- Extrait:
╔══
Comment la Russie réagit au Brexit

DPA/Vostock-Photo
La Grande-Bretagne quittera probablement l’Union européenne. La plupart des hommes politiques et experts russes l’expliquent par l’échec de l’UE en tant qu’union intégrée et prédisent de nouvelles épreuves à l’Europe unifiée.

A l’issue du référendum du 23 juin, la majorité des citoyens de la Grande-Bretagne (52%) ont décidé que le pays devait quitter l’Union européenne (UE) dont elle faisait partie depuis 1973. Le premier ministre David Cameron, qui a organisé le référendum mais se prononçait pour le maintien de l’adhésion à l’UE, a déjà annoncé son intention de démissionner.

Défaite de Bruxelles

« Malgré ses avancées manifestes, le plus grand projet d’intégration européen n’a pas su accomplir sa principale mission : être intelligible et confortable pour la population », écrit Konstantin Kossatchev, président du Comité des affaires étrangères du Conseil de la Fédération (chambre haute du parlement russe) sur sa page Facebook. Le sénateur précise que la bureaucratie excessive de l’UE l’empêche de répondre aux nouveaux défis et problèmes, tels que le terrorisme et l’afflux de migrants.

L’avis de Kossatchev est partagé par son collège à la Douma (chambre basse du parlement russe) Alexeï Pouchkov, qui s’est même lancé dans une altercation sur Twitter avec l’ancien ambassadeur américain en Russie Michael McFaul.

Quand McFaul a écrit sur son Twitter « Losers: EU, UK, US, those that believe in utility of a strong, united, democratic Europe. Winners: Putin » (Perdants : UE, GB, US, ceux qui croient dans l’utilité d’une Europe forte, unie et démocratique. Gagnants : Poutine), Pouchkov a réagi : « La Russie n’a rien à voir là-dedans. C’est la défaite des opposants du Brexit. Et un échec personnel de Barack Obama ».

McFaul a ensuite précisé qu’il ne pensait pas que Poutine ait exercé une quelconque influence sur le choix des Britanniques, mais que la sortie de la Grande-Bretagne de l’UE lui était bénéfique.

Conséquences économiques

L’annonce du Brexit a déjà entraîné une chute des marchés bousiers européens. Le PDG de la banque russe Sberbank Guerman Gref a estimé que cette dégringolade pouvait affecter la Russie également : « Ce sera la panique. Elle aura un impact profondément négatif sur notre économie, notre taux de change et sur ceux qui investissent dans les titres russes ». Gref a cependant précisé qu’il s’agissait de la première réaction du marché.
╚══
- Lignes répertoriées:
╔══
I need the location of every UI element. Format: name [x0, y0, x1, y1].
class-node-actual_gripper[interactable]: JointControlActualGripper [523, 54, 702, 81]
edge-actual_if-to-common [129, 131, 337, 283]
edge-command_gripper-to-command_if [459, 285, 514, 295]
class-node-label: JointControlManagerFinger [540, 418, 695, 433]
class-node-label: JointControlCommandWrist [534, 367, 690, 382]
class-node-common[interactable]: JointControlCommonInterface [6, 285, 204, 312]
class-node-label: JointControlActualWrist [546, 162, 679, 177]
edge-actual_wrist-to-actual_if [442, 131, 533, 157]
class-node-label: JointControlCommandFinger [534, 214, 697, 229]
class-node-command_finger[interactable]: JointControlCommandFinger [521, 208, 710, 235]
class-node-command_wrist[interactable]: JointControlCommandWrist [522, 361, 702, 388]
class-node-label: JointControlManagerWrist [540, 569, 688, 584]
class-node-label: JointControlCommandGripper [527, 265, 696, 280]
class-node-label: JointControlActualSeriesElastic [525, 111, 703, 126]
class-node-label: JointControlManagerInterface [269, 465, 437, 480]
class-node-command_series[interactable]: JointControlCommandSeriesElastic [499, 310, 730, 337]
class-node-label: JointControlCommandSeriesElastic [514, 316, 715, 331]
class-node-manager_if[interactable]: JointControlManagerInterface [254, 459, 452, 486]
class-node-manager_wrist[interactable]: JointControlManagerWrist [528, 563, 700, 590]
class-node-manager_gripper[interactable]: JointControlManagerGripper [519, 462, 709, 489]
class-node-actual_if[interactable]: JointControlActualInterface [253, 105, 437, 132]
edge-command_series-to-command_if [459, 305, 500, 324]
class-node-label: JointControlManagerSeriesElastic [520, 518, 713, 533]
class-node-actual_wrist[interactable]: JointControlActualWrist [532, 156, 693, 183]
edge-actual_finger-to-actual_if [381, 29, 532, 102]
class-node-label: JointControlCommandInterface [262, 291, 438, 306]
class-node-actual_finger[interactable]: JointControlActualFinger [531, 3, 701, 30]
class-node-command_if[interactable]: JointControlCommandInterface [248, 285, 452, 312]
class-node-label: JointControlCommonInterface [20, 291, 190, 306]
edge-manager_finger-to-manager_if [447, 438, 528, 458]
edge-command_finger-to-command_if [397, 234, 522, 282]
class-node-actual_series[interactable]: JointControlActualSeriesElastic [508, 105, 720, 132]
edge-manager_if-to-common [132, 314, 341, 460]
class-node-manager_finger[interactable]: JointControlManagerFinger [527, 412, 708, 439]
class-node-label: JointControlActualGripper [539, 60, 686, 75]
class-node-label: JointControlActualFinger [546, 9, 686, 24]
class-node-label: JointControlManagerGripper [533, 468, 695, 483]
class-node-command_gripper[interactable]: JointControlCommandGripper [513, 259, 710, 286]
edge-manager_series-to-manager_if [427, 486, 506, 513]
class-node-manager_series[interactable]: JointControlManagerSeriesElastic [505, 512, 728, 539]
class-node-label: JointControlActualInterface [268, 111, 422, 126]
╚══
- Consignes:
1. D'après l'extrait, depuis quelle année la Grande-Bretagne faisait-elle partie de l'Union européenne ?
2. Résumez en une ou deux phrases le paragraphe de l'extrait qui commence par « A l'issue du référendum du 23 juin », en conservant ses faits principaux.

- Corrigé:
1. Depuis 1973.

2. Lors du référendum du 23 juin, 52 % des citoyens britanniques ont choisi que leur pays quitte l'Union européenne, dont il était membre depuis 1973. Le premier ministre David Cameron, qui avait organisé ce scrutin tout en défendant le maintien dans l'UE, a annoncé qu'il démissionnerait.